[Exercise] Among the records that follow, count the lines with the string "compatibile"; report only that count.
>> BEGIN Data shown
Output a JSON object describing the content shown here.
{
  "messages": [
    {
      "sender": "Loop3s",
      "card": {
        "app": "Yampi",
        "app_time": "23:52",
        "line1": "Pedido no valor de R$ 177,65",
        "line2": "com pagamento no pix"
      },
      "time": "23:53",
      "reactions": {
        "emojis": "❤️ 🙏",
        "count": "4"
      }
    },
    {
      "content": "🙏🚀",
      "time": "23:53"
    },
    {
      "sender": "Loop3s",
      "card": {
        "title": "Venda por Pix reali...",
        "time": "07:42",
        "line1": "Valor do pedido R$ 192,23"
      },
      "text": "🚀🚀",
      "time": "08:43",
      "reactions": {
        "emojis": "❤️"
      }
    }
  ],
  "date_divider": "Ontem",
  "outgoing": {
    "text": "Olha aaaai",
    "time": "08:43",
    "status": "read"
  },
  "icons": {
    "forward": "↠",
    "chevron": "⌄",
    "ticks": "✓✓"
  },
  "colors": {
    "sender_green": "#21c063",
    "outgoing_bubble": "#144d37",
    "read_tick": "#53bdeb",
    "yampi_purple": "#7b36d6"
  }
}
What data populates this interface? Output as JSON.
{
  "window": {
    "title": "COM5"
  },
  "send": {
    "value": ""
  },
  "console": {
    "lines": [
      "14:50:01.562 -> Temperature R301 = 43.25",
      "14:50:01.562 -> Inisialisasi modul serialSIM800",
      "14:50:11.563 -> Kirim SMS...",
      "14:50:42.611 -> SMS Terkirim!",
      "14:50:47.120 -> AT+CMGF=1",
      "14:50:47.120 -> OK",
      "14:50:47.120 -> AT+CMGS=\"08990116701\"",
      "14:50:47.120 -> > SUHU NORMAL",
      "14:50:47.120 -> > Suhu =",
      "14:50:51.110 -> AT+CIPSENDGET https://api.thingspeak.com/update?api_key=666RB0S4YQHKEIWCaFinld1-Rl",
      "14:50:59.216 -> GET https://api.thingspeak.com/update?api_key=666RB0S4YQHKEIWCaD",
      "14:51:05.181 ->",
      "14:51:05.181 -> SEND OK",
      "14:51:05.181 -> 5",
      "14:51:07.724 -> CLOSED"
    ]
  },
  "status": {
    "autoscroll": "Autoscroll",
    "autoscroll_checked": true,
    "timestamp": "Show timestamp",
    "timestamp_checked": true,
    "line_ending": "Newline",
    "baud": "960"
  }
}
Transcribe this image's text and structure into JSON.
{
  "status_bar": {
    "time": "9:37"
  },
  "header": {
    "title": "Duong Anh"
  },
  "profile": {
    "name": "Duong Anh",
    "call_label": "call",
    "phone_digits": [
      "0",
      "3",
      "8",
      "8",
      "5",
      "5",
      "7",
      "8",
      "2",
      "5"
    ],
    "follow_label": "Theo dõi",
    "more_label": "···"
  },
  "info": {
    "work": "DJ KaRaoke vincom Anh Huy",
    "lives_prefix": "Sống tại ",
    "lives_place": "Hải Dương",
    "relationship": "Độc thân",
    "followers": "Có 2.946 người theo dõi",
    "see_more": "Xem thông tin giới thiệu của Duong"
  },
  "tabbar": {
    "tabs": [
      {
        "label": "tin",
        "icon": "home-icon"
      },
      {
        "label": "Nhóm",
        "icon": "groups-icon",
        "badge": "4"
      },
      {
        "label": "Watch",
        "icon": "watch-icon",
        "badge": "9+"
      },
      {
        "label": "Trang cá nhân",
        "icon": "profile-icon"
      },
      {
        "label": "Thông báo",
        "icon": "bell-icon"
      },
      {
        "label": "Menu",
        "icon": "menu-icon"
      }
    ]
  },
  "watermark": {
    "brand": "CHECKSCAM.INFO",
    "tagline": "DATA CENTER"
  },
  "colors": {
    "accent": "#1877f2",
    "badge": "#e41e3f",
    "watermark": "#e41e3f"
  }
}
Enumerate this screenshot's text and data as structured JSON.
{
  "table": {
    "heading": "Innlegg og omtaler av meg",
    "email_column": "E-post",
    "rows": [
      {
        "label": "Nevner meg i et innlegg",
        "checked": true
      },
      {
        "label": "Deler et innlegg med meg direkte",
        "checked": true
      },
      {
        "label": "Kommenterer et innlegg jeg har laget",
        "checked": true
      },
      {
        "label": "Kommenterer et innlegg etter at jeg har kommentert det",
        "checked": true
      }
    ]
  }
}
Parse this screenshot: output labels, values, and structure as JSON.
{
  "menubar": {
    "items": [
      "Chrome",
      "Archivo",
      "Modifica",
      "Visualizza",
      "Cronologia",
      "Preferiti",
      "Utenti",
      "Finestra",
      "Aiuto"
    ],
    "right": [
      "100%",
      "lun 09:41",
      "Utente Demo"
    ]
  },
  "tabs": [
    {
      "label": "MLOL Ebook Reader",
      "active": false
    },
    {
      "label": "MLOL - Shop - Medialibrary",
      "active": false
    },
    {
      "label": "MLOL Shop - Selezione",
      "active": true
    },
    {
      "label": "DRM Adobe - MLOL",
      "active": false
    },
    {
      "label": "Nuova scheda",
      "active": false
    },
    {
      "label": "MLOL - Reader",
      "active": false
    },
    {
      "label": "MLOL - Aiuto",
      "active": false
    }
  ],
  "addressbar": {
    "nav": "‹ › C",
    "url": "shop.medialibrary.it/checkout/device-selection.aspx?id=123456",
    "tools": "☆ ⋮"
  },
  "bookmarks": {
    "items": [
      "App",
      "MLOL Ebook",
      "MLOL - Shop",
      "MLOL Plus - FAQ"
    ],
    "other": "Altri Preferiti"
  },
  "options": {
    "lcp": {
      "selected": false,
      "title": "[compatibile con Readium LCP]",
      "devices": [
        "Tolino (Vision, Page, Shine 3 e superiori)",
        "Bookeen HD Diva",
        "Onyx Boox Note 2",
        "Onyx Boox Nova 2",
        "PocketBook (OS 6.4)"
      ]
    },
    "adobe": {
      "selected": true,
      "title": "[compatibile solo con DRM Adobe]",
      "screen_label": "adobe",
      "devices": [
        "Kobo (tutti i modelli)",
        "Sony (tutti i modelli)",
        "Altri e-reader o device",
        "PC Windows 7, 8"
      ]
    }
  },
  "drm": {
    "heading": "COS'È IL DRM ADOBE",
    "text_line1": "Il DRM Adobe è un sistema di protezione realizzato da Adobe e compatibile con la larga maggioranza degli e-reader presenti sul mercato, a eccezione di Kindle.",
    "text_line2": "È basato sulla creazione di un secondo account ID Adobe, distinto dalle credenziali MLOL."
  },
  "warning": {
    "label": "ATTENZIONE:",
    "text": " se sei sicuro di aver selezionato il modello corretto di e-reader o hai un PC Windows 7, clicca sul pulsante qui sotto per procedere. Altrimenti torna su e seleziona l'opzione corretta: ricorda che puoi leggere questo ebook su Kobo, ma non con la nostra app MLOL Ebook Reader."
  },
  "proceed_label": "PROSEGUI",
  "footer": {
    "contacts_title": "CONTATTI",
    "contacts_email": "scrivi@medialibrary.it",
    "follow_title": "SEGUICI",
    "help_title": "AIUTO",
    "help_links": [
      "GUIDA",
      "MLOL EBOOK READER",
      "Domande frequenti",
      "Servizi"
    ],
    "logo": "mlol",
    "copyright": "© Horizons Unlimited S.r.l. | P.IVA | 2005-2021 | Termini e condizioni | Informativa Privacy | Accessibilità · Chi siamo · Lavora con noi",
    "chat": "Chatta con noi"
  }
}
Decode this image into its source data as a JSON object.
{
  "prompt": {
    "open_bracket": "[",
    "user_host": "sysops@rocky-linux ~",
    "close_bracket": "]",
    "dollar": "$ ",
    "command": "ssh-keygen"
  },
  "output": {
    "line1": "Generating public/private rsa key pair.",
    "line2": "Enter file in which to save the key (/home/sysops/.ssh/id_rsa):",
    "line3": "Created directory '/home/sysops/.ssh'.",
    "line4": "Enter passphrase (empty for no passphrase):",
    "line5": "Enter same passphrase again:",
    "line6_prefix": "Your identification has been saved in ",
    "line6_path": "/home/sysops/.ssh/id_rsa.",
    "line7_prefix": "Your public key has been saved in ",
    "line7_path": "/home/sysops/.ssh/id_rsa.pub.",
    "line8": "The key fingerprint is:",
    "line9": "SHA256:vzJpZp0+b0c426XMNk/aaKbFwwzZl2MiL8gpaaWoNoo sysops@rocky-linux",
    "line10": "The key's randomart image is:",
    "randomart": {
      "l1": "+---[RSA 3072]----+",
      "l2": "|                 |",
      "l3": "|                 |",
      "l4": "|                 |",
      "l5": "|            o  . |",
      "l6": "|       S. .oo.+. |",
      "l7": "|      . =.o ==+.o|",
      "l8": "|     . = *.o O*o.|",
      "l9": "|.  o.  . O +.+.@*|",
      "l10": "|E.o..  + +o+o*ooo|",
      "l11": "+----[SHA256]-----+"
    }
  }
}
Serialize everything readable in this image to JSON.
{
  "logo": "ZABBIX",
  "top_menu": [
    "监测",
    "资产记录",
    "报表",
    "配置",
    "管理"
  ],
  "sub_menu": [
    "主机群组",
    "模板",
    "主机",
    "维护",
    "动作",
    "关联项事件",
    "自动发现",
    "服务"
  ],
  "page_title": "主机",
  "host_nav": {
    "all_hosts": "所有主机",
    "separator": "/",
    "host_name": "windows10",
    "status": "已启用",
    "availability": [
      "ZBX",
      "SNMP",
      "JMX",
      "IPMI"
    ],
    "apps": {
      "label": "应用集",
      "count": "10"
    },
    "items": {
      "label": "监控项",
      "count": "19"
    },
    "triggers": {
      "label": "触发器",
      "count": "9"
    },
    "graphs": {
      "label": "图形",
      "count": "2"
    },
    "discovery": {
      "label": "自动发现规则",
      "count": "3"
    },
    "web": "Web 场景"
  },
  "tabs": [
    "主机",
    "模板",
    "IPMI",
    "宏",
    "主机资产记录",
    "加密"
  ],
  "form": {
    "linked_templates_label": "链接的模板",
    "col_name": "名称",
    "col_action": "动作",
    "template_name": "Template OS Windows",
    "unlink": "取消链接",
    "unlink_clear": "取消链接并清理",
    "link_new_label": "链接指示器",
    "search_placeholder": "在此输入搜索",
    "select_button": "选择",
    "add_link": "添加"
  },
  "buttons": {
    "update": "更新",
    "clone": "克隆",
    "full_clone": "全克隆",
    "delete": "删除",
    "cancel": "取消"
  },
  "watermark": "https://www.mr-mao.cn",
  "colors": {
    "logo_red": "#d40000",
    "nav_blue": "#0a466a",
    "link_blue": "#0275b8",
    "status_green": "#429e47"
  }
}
>> END Data shown
[Solution for this problem] 3